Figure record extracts
*****

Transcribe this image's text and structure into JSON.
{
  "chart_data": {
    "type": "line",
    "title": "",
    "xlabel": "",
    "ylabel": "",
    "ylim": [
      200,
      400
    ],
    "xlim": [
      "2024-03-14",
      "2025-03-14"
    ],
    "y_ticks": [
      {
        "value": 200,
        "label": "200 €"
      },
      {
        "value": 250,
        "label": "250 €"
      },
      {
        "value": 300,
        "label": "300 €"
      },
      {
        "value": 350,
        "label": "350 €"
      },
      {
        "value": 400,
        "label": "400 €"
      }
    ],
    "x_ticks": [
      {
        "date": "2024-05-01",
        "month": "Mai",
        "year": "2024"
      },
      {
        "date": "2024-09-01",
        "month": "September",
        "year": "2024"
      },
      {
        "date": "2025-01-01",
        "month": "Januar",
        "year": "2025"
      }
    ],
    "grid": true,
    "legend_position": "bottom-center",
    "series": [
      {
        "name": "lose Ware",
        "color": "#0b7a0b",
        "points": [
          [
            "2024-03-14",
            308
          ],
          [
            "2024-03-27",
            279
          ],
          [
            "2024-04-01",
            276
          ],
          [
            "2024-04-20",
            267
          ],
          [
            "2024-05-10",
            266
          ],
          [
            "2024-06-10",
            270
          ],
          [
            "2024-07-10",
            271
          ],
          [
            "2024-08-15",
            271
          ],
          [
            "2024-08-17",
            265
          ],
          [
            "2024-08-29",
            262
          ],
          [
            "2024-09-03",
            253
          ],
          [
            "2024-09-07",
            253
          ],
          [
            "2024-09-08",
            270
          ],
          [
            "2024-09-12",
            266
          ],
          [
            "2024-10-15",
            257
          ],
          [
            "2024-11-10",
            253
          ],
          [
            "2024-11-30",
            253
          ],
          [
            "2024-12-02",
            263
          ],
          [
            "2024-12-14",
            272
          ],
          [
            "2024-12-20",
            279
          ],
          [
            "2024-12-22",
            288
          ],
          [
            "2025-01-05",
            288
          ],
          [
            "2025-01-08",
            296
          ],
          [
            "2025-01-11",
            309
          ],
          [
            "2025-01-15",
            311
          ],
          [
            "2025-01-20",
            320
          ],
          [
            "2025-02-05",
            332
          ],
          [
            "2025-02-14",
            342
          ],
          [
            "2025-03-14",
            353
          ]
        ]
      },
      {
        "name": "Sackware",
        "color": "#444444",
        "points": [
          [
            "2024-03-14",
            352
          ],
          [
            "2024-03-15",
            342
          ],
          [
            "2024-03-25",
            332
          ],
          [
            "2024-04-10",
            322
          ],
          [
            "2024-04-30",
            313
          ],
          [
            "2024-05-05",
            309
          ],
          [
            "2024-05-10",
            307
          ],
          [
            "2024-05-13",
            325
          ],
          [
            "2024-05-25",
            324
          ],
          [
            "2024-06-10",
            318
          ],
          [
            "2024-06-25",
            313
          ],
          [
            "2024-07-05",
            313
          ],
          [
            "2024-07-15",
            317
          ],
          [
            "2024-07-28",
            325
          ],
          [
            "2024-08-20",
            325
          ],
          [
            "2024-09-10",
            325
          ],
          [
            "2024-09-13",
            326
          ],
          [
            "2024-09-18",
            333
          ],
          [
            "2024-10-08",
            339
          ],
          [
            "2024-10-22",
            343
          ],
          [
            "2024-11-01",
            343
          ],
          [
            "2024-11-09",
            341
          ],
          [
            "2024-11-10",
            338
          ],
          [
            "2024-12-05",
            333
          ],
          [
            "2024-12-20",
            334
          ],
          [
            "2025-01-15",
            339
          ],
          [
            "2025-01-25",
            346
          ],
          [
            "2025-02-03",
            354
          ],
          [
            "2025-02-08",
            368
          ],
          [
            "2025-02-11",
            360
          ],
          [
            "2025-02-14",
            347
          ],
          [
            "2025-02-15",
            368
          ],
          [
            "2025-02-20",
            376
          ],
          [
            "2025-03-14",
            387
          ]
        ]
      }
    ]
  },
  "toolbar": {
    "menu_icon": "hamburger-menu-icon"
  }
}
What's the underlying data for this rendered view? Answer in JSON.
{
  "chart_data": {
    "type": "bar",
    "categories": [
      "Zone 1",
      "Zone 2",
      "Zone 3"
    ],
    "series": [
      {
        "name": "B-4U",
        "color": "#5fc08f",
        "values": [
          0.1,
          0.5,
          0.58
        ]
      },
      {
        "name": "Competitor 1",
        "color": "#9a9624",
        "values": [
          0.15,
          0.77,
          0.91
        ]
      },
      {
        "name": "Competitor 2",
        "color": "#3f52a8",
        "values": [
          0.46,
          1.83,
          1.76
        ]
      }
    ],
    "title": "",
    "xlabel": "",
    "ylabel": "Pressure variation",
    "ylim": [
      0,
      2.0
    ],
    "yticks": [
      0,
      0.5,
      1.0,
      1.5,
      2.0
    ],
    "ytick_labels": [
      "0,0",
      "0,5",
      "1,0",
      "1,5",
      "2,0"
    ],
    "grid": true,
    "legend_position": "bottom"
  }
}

*****

Search the records for the word "Competitor" and copy every line where it occurs.

Exercise result:
        "name": "Competitor 1",
        "name": "Competitor 2",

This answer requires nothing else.